■ WORK TO COMPLETE ■
Produce the listing below again, exactly as shown.

■ THE RECORDS ■
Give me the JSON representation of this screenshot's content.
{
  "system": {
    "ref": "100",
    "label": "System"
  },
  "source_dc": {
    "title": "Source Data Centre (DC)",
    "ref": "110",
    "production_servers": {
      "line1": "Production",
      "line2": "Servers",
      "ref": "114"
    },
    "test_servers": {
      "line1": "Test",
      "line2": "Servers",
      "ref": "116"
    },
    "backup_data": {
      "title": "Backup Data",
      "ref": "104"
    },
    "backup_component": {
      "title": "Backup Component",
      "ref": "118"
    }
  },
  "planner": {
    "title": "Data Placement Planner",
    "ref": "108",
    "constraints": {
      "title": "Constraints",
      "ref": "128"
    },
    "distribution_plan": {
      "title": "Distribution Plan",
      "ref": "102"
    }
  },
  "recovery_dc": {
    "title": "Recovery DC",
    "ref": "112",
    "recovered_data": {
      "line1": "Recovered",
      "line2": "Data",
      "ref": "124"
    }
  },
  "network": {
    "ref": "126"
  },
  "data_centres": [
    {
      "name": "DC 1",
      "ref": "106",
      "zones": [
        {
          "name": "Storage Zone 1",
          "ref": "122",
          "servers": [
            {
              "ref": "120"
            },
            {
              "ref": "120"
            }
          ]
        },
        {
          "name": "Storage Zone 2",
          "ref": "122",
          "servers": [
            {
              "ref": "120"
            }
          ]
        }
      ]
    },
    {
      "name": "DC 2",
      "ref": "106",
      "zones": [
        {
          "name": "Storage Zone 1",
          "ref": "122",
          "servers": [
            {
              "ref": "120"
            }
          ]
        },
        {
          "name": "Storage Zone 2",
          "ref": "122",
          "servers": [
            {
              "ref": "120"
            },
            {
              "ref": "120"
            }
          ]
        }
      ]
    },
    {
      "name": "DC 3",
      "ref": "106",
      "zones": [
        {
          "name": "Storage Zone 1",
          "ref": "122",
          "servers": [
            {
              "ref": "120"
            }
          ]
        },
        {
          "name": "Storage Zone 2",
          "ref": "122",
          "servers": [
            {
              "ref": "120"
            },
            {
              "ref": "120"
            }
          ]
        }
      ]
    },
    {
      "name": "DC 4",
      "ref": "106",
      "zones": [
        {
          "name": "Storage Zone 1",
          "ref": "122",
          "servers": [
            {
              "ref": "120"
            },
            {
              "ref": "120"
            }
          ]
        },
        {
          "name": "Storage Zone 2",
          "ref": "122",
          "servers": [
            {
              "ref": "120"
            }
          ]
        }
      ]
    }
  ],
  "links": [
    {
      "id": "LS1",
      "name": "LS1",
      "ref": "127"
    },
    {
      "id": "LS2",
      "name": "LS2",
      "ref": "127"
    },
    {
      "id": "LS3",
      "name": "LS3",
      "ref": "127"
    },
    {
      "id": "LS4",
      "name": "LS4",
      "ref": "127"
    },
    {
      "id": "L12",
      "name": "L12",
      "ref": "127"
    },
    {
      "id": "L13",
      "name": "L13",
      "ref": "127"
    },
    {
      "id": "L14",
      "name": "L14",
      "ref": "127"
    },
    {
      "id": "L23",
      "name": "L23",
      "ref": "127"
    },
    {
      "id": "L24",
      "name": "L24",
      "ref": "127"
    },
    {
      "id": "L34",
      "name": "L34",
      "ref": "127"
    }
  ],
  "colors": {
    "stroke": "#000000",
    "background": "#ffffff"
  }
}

■ THE SOLUTION ■
Give me the JSON representation of this screenshot's content.
{
  "system": {
    "ref": "100",
    "label": "System"
  },
  "source_dc": {
    "title": "Source Data Centre (DC)",
    "ref": "110",
    "production_servers": {
      "line1": "Production",
      "line2": "Servers",
      "ref": "114"
    },
    "test_servers": {
      "line1": "Test",
      "line2": "Servers",
      "ref": "116"
    },
    "backup_data": {
      "title": "Backup Data",
      "ref": "104"
    },
    "backup_component": {
      "title": "Backup Component",
      "ref": "118"
    }
  },
  "planner": {
    "title": "Data Placement Planner",
    "ref": "108",
    "constraints": {
      "title": "Constraints",
      "ref": "128"
    },
    "distribution_plan": {
      "title": "Distribution Plan",
      "ref": "102"
    }
  },
  "recovery_dc": {
    "title": "Recovery DC",
    "ref": "112",
    "recovered_data": {
      "line1": "Recovered",
      "line2": "Data",
      "ref": "124"
    }
  },
  "network": {
    "ref": "126"
  },
  "data_centres": [
    {
      "name": "DC 1",
      "ref": "106",
      "zones": [
        {
          "name": "Storage Zone 1",
          "ref": "122",
          "servers": [
            {
              "ref": "120"
            },
            {
              "ref": "120"
            }
          ]
        },
        {
          "name": "Storage Zone 2",
          "ref": "122",
          "servers": [
            {
              "ref": "120"
            }
          ]
        }
      ]
    },
    {
      "name": "DC 2",
      "ref": "106",
      "zones": [
        {
          "name": "Storage Zone 1",
          "ref": "122",
          "servers": [
            {
              "ref": "120"
            }
          ]
        },
        {
          "name": "Storage Zone 2",
          "ref": "122",
          "servers": [
            {
              "ref": "120"
            },
            {
              "ref": "120"
            }
          ]
        }
      ]
    },
    {
      "name": "DC 3",
      "ref": "106",
      "zones": [
        {
          "name": "Storage Zone 1",
          "ref": "122",
          "servers": [
            {
              "ref": "120"
            }
          ]
        },
        {
          "name": "Storage Zone 2",
          "ref": "122",
          "servers": [
            {
              "ref": "120"
            },
            {
              "ref": "120"
            }
          ]
        }
      ]
    },
    {
      "name": "DC 4",
      "ref": "106",
      "zones": [
        {
          "name": "Storage Zone 1",
          "ref": "122",
          "servers": [
            {
              "ref": "120"
            },
            {
              "ref": "120"
            }
          ]
        },
        {
          "name": "Storage Zone 2",
          "ref": "122",
          "servers": [
            {
              "ref": "120"
            }
          ]
        }
      ]
    }
  ],
  "links": [
    {
      "id": "LS1",
      "name": "LS1",
      "ref": "127"
    },
    {
      "id": "LS2",
      "name": "LS2",
      "ref": "127"
    },
    {
      "id": "LS3",
      "name": "LS3",
      "ref": "127"
    },
    {
      "id": "LS4",
      "name": "LS4",
      "ref": "127"
    },
    {
      "id": "L12",
      "name": "L12",
      "ref": "127"
    },
    {
      "id": "L13",
      "name": "L13",
      "ref": "127"
    },
    {
      "id": "L14",
      "name": "L14",
      "ref": "127"
    },
    {
      "id": "L23",
      "name": "L23",
      "ref": "127"
    },
    {
      "id": "L24",
      "name": "L24",
      "ref": "127"
    },
    {
      "id": "L34",
      "name": "L34",
      "ref": "127"
    }
  ],
  "colors": {
    "stroke": "#000000",
    "background": "#ffffff"
  }
}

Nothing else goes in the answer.